Set of tasks >>
a. Set down the part of the forum thread about moving to Oahu that begins at "## hoyly2 (Jun" and stops after "and their activities.", copying it word for word.
b. Identify each line in the entries below that contains the string "Black", and copy those lines exactly.

Text shown >>

----------------------------------------

# oahu hawaii



## Izzy186 (Apr 26, 2011)

hey i will be moving to oahu hawaii within the next couple months was just wondering if i have any fellow knitters or crocheting friends out that way


----------



## ann bar (Jul 11, 2011)

Izzy186 said:


> hey i will be moving to oahu hawaii within the next couple months was just wondering if i have any fellow knitters or crocheting friends out that way


How exciting...you will love it. I am on "The Big Island". What brings you to our fair state?


----------



## hoyly2 (Jun 5, 2011)

lucky you, had a holiday there a few years ago and loved it, would really like to visit again :thumbup:


----------



## GranmaChick (Jul 24, 2011)

I have a nephew on Oahu ~ he has 2 little children a boy and girl. His Mom & Dad (my brother and sis in law) visit several times a year. We keep in touch with pictures of the children and their activities.


----------



## knittersjoy (Mar 1, 2011)

I lived on Kailua Beach for 3 years from 1975-1978 (along time ago) but it was HEAVEN ON EARTH! I loved Hawaii- I hope you have as wonderful an experience as I did - I grew up in Michigan - so we come from similar area - I don't have any friends left there - all those I knew have moved back to mainland (continental US)
Best of all to you. Would love to hear where you end up living and how you like it! Go over to Kailua (on windward side over the Pali Highway) and down to the Kailua Beach Park - walk along the beach if you still can and about a 1/2 mile down is where I used to live - know its all developed into lots of homes - but at the time I lived in a little wood frame house - best place I ever lived! Aloha


----------



## VeronicaK2P2 (Jan 31, 2011)

My daughter Nicole lives in Maui....not a knitter/crocheter....but a lovely woman!


----------



## crone (Jun 9, 2011)

My daughter lives on The Big Island, and is a knitter and crocheter.....and paint artist...and seamstress....and gardener...etc.


----------



## Charlotte80 (Jan 24, 2011)

I spent about 3 months on Oahu 20 years ago and fell in love with the state.


----------



## KathieMT (Apr 6, 2011)

Oh, lucky you! Can we all come with you?


----------



## Sooner (Jul 25, 2011)

We have a daughter that lives in Kona on the big island. Not a knitter or crochater, but enjoys life to the fullest. We've been there once, but don't think we'll be able to go again. All enjoy life every day. Take care. Sooner


----------



## noni (Apr 12, 2011)

I have been to Hawaii several times and love it. I could certainly see myself living there. Maybe someday. Have a Great Day.

----------------------------------------

Recorded data >>
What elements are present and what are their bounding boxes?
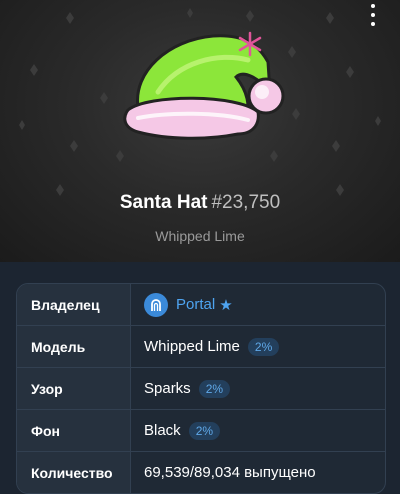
- owner-label: Владелец: [17, 284, 131, 325]
- portal-avatar-icon[interactable]: [144, 292, 168, 317]
- detail-row-pattern: Узор Sparks 2%: [17, 368, 385, 410]
- star-icon: ★: [219, 296, 233, 314]
- gift-details-table: Владелец Portal ★ Модель Whipped Lime 2%…: [16, 283, 386, 494]
- backdrop-name: Black: [144, 422, 181, 439]
- detail-row-quantity: Количество 69,539/89,034 выпущено: [17, 452, 385, 493]
- quantity-label: Количество: [17, 452, 131, 493]
- detail-row-owner: Владелец Portal ★: [17, 284, 385, 326]
- pattern-label: Узор: [17, 368, 131, 409]
- santa-hat-image: [123, 31, 285, 140]
- pattern-value: Sparks 2%: [131, 368, 385, 409]
- model-name: Whipped Lime: [144, 338, 240, 355]
- gift-name: Santa Hat: [119, 192, 208, 213]
- detail-row-model: Модель Whipped Lime 2%: [17, 326, 385, 368]
- gift-title: Santa Hat #23,750: [0, 192, 400, 214]
- backdrop-value: Black 2%: [131, 410, 385, 451]
- backdrop-rarity-badge[interactable]: 2%: [188, 421, 221, 440]
- owner-value[interactable]: Portal ★: [131, 284, 385, 325]
- gift-hero: Santa Hat #23,750 Whipped Lime: [0, 0, 400, 262]
- model-label: Модель: [17, 326, 131, 367]
- model-rarity-badge[interactable]: 2%: [247, 337, 280, 356]
- more-vertical-icon[interactable]: [366, 4, 380, 26]
- backdrop-label: Фон: [17, 410, 131, 451]
- model-value: Whipped Lime 2%: [131, 326, 385, 367]
- detail-row-backdrop: Фон Black 2%: [17, 410, 385, 452]
- quantity-value: 69,539/89,034 выпущено: [144, 464, 316, 481]
- gift-model-subtitle: Whipped Lime: [155, 228, 245, 244]
- pattern-name: Sparks: [144, 380, 191, 397]
- owner-link[interactable]: Portal: [176, 296, 215, 313]
- pattern-rarity-badge[interactable]: 2%: [198, 379, 231, 398]
- gift-number: #23,750: [211, 192, 281, 213]
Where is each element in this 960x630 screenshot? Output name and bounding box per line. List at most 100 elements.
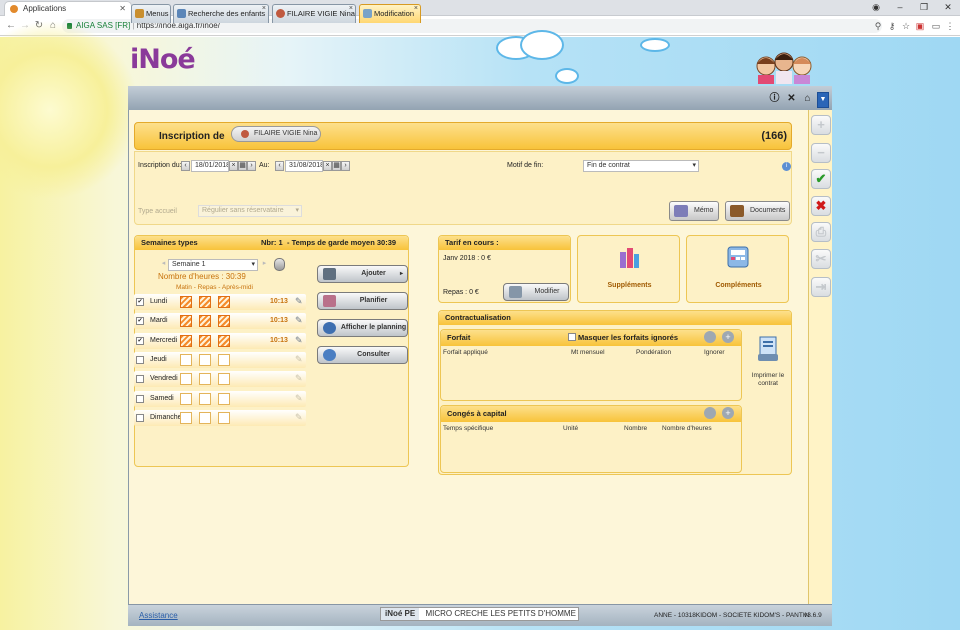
week-select[interactable]: Semaine 1 ▾ <box>168 259 258 271</box>
exit-icon[interactable]: ⇥ <box>811 277 831 297</box>
time-slot-cell[interactable] <box>199 412 211 424</box>
tab-child[interactable]: FILAIRE VIGIE Nina × <box>272 4 356 23</box>
close-all-icon[interactable]: ✕ <box>785 92 798 106</box>
documents-button[interactable]: Documents <box>725 201 790 221</box>
home-icon[interactable]: ⌂ <box>801 92 814 106</box>
time-slot-cell[interactable] <box>199 315 211 327</box>
cast-icon[interactable]: ▭ <box>930 19 942 33</box>
tools-icon[interactable] <box>704 331 716 343</box>
cancel-x-icon[interactable]: ✖ <box>811 196 831 216</box>
time-slot-cell[interactable] <box>180 335 192 347</box>
menu-dots-icon[interactable]: ⋮ <box>944 19 956 33</box>
time-slot-cell[interactable] <box>218 315 230 327</box>
time-slot-cell[interactable] <box>180 354 192 366</box>
time-slot-cell[interactable] <box>199 296 211 308</box>
info-icon[interactable]: ⓘ <box>768 92 781 106</box>
time-slot-cell[interactable] <box>199 373 211 385</box>
browser-tab[interactable]: Applications ✕ <box>4 1 132 16</box>
time-slot-cell[interactable] <box>199 393 211 405</box>
remove-icon[interactable]: − <box>811 143 831 163</box>
tab-modification[interactable]: Modification × <box>359 4 421 23</box>
date-next-icon[interactable]: › <box>341 161 350 171</box>
assistance-link[interactable]: Assistance <box>139 611 178 620</box>
time-slot-cell[interactable] <box>180 315 192 327</box>
minimize-icon[interactable]: – <box>888 0 912 16</box>
day-checkbox[interactable] <box>136 375 144 383</box>
time-slot-cell[interactable] <box>218 393 230 405</box>
time-slot-cell[interactable] <box>218 335 230 347</box>
add-icon[interactable]: + <box>722 331 734 343</box>
restore-icon[interactable]: ❐ <box>912 0 936 16</box>
date-from-input[interactable]: 18/01/2018 <box>191 160 229 172</box>
window-close-icon[interactable]: ✕ <box>936 0 960 16</box>
consulter-button[interactable]: Consulter <box>317 346 408 364</box>
time-slot-cell[interactable] <box>180 393 192 405</box>
add-icon[interactable]: + <box>811 115 831 135</box>
account-icon[interactable]: ◉ <box>864 0 888 16</box>
masquer-checkbox[interactable] <box>568 333 576 341</box>
child-name-button[interactable]: FILAIRE VIGIE Nina <box>231 126 321 142</box>
week-prev-icon[interactable]: ◂ <box>159 260 168 270</box>
day-checkbox[interactable] <box>136 395 144 403</box>
date-to-input[interactable]: 31/08/2018 <box>285 160 323 172</box>
chevron-down-icon[interactable]: ▼ <box>817 92 829 108</box>
day-checkbox[interactable]: ✔ <box>136 317 144 325</box>
info-icon[interactable]: i <box>782 162 791 171</box>
planifier-button[interactable]: Planifier <box>317 292 408 310</box>
time-slot-cell[interactable] <box>218 373 230 385</box>
close-tab-icon[interactable]: × <box>262 0 266 17</box>
date-prev-icon[interactable]: ‹ <box>275 161 284 171</box>
motif-select[interactable]: Fin de contrat ▾ <box>583 160 699 172</box>
imprimer-contrat-button[interactable]: Imprimer le contrat <box>747 332 789 392</box>
edit-pencil-icon[interactable]: ✎ <box>295 336 304 345</box>
print-icon[interactable]: ⎙ <box>811 222 831 242</box>
time-slot-cell[interactable] <box>218 354 230 366</box>
time-slot-cell[interactable] <box>199 354 211 366</box>
modifier-tarif-button[interactable]: Modifier <box>503 283 569 301</box>
day-checkbox[interactable] <box>136 414 144 422</box>
tab-menus[interactable]: Menus <box>131 4 171 23</box>
type-accueil-select[interactable]: Régulier sans réservataire ▾ <box>198 205 302 217</box>
trash-icon[interactable] <box>274 258 285 271</box>
edit-pencil-icon[interactable]: ✎ <box>295 374 304 383</box>
add-icon[interactable]: + <box>722 407 734 419</box>
zoom-icon[interactable]: ⚲ <box>872 19 884 33</box>
day-checkbox[interactable] <box>136 356 144 364</box>
bookmark-star-icon[interactable]: ☆ <box>900 19 912 33</box>
calendar-icon[interactable]: ▦ <box>238 161 247 171</box>
time-slot-cell[interactable] <box>218 296 230 308</box>
edit-pencil-icon[interactable]: ✎ <box>295 316 304 325</box>
close-tab-icon[interactable]: × <box>349 0 353 17</box>
close-tab-icon[interactable]: × <box>414 0 418 17</box>
clear-date-icon[interactable]: × <box>229 161 238 171</box>
edit-pencil-icon[interactable]: ✎ <box>295 413 304 422</box>
time-slot-cell[interactable] <box>180 296 192 308</box>
time-slot-cell[interactable] <box>180 412 192 424</box>
date-next-icon[interactable]: › <box>247 161 256 171</box>
memo-button[interactable]: Mémo <box>669 201 719 221</box>
complements-button[interactable]: Compléments <box>686 235 789 303</box>
key-icon[interactable]: ⚷ <box>886 19 898 33</box>
day-checkbox[interactable]: ✔ <box>136 298 144 306</box>
motif-label: Motif de fin: <box>507 162 544 169</box>
time-slot-cell[interactable] <box>218 412 230 424</box>
ajouter-button[interactable]: Ajouter ▸ <box>317 265 408 283</box>
date-prev-icon[interactable]: ‹ <box>181 161 190 171</box>
edit-pencil-icon[interactable]: ✎ <box>295 394 304 403</box>
extension-icon[interactable]: ▣ <box>914 19 926 33</box>
edit-pencil-icon[interactable]: ✎ <box>295 297 304 306</box>
day-checkbox[interactable]: ✔ <box>136 337 144 345</box>
close-tab-icon[interactable]: ✕ <box>119 2 126 16</box>
calendar-icon[interactable]: ▦ <box>332 161 341 171</box>
tools-icon[interactable] <box>704 407 716 419</box>
tab-recherche-enfants[interactable]: Recherche des enfants × <box>173 4 269 23</box>
time-slot-cell[interactable] <box>199 335 211 347</box>
afficher-planning-button[interactable]: Afficher le planning <box>317 319 408 337</box>
time-slot-cell[interactable] <box>180 373 192 385</box>
supplements-button[interactable]: Suppléments <box>577 235 680 303</box>
tools-icon[interactable]: ✂ <box>811 249 831 269</box>
clear-date-icon[interactable]: × <box>323 161 332 171</box>
validate-check-icon[interactable]: ✔ <box>811 169 831 189</box>
edit-pencil-icon[interactable]: ✎ <box>295 355 304 364</box>
week-next-icon[interactable]: ▸ <box>260 260 269 270</box>
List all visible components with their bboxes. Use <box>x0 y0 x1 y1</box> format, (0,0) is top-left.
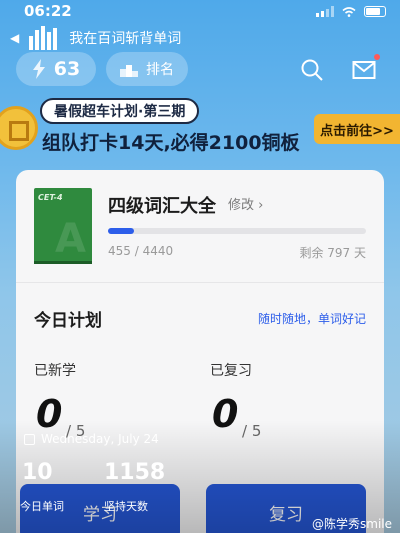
signal-icon <box>316 6 334 17</box>
status-bar: 06:22 <box>0 0 400 22</box>
book-cover[interactable]: CET-4 A <box>34 188 92 264</box>
lightning-icon <box>32 59 45 79</box>
rank-label: 排名 <box>146 62 174 78</box>
promo-go-button[interactable]: 点击前往>> <box>314 114 400 144</box>
new-learned-label: 已新学 <box>34 363 76 379</box>
book-progress-text: 455 / 4440 <box>108 244 174 258</box>
calendar-icon <box>24 433 35 445</box>
card-divider <box>16 282 384 283</box>
back-to-app[interactable]: ◀ 我在百词斩背单词 <box>10 26 181 50</box>
promo-banner[interactable]: 暑假超车计划·第三期 组队打卡14天,必得2100铜板 点击前往>> <box>0 92 400 162</box>
app-logo-icon <box>29 26 59 50</box>
status-icons <box>316 6 386 17</box>
plan-slogan: 随时随地，单词好记 <box>257 312 366 326</box>
rank-pill[interactable]: 排名 <box>106 52 188 86</box>
battery-icon <box>364 6 386 17</box>
back-arrow-icon: ◀ <box>10 31 20 45</box>
promo-headline: 组队打卡14天,必得2100铜板 <box>42 132 300 154</box>
book-cover-graphic: A <box>55 216 86 262</box>
book-progress-fill <box>108 228 135 234</box>
watermark: @陈学秀smile <box>312 517 392 531</box>
today-words-label: 今日单词 <box>20 500 64 513</box>
coin-icon <box>0 106 38 150</box>
edit-book-link[interactable]: 修改 › <box>228 194 263 213</box>
today-words-count: 10 <box>22 460 53 485</box>
book-remaining: 剩余 797 天 <box>299 246 366 260</box>
mail-icon[interactable] <box>352 58 376 82</box>
wifi-icon <box>342 6 356 17</box>
streak-count: 63 <box>53 58 81 80</box>
plan-title: 今日计划 <box>34 311 102 331</box>
book-cover-tag: CET-4 <box>38 193 63 202</box>
overlay-date: Wednesday, July 24 <box>24 432 159 446</box>
back-app-label: 我在百词斩背单词 <box>69 31 182 47</box>
streak-pill[interactable]: 63 <box>16 52 96 86</box>
book-progress-bar <box>108 228 366 234</box>
overlay-date-text: Wednesday, July 24 <box>41 432 159 446</box>
streak-days-label: 坚持天数 <box>104 500 148 513</box>
reviewed-label: 已复习 <box>210 363 252 379</box>
book-name: 四级词汇大全 <box>108 196 216 217</box>
notification-dot <box>374 54 380 60</box>
podium-icon <box>120 65 138 77</box>
search-icon[interactable] <box>300 58 324 82</box>
streak-days-count: 1158 <box>104 460 166 485</box>
promo-tag: 暑假超车计划·第三期 <box>40 98 200 124</box>
book-spine <box>34 261 92 264</box>
status-time: 06:22 <box>24 2 72 20</box>
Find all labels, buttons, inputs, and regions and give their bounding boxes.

----------------------------------------

Answers >>
a.
## hoyly2 (Jun 5, 2011)

lucky you, had a holiday there a few years ago and loved it, would really like to visit again :thumbup:


----------



## GranmaChick (Jul 24, 2011)

I have a nephew on Oahu ~ he has 2 little children a boy and girl. His Mom & Dad (my brother and sis in law) visit several times a year. We keep in touch with pictures of the children and their activities.

b.
- backdrop-name: Black: [144, 422, 181, 439]
- backdrop-value: Black 2%: [131, 410, 385, 451]
- detail-row-backdrop: Фон Black 2%: [17, 410, 385, 452]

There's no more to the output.